* _TASK DIRECTIONS_
Every line that holds the string "南通市澳琳安全技术服务有限公司" is to be identified and copied.

※ ※ ※

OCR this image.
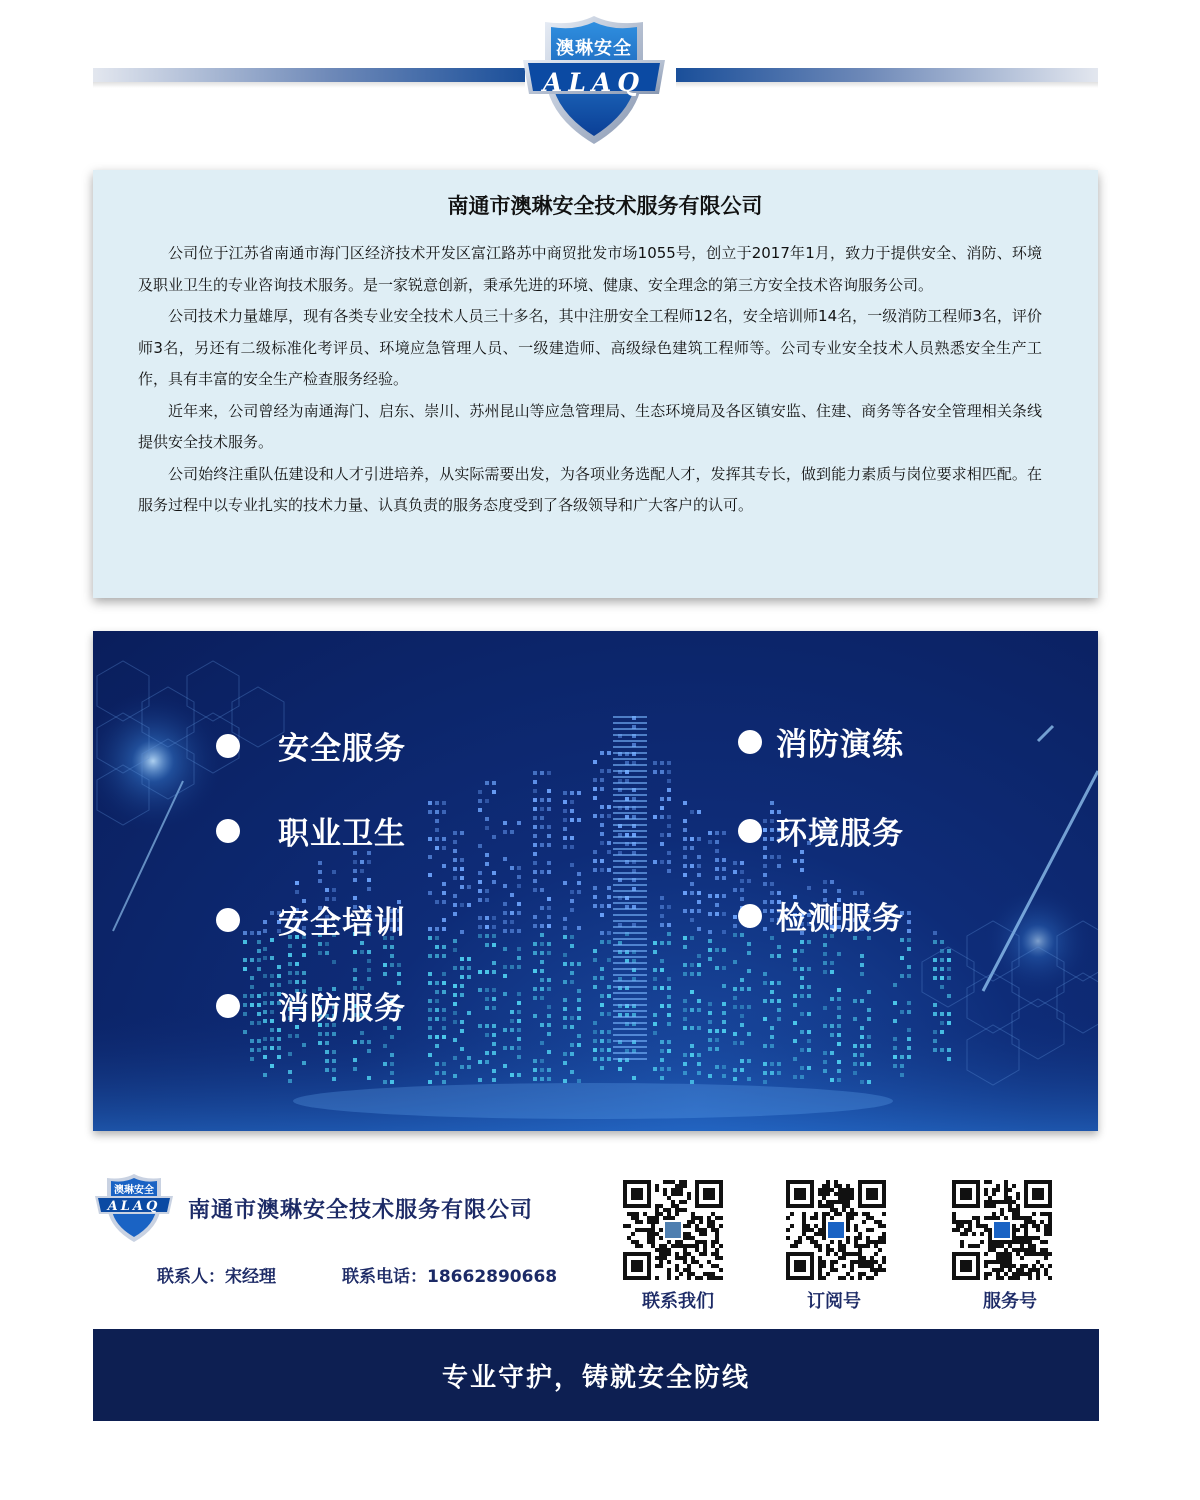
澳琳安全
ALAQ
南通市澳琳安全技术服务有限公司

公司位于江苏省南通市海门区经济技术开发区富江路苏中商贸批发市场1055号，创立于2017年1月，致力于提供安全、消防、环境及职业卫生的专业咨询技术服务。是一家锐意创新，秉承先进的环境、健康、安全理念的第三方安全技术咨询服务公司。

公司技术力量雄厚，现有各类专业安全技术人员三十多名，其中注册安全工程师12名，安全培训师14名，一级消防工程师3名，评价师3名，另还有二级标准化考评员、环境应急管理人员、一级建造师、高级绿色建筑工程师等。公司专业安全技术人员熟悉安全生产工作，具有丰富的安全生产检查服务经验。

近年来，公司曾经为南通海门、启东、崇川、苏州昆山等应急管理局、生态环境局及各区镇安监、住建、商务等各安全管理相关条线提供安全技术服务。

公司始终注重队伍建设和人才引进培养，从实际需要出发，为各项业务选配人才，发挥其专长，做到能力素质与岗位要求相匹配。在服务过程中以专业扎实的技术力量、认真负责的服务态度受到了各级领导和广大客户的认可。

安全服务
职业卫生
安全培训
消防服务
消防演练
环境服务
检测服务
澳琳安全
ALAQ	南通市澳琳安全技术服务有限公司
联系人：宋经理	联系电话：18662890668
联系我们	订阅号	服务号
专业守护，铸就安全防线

※ ※ ※

* _EXERCISE RESPONSE_
南通市澳琳安全技术服务有限公司
ALAQ	南通市澳琳安全技术服务有限公司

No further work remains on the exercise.